Short task: Go over the entries below line by line, copying each one that contains the word "法律规范管理".

Recorded information:
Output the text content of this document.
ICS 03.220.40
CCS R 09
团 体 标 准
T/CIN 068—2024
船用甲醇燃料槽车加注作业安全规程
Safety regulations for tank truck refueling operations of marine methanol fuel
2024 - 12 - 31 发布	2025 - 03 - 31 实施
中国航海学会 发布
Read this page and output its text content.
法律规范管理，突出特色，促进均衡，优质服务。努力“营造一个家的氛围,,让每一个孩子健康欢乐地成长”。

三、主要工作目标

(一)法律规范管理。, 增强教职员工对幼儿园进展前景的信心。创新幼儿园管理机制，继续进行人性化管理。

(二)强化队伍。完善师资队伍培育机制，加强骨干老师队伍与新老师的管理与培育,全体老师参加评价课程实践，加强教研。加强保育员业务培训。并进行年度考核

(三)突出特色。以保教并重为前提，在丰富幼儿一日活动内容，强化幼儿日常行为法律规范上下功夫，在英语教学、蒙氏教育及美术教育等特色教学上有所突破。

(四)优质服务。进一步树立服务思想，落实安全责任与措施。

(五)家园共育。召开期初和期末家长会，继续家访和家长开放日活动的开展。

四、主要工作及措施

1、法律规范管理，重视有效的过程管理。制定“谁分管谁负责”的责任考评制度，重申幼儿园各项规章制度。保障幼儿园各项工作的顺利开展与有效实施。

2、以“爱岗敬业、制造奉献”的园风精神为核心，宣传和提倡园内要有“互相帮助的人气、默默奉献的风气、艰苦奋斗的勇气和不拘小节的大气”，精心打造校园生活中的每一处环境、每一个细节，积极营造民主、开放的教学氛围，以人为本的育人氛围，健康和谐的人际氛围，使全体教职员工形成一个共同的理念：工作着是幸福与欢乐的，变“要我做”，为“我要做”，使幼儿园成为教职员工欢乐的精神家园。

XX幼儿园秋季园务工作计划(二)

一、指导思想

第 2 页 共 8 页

In response:
法律规范管理，突出特色，促进均衡，优质服务。努力“营造一个家的氛围,,让每一个孩子健康欢乐地成长”。
(一)法律规范管理。, 增强教职员工对幼儿园进展前景的信心。创新幼儿园管理机制，继续进行人性化管理。
1、法律规范管理，重视有效的过程管理。制定“谁分管谁负责”的责任考评制度，重申幼儿园各项规章制度。保障幼儿园各项工作的顺利开展与有效实施。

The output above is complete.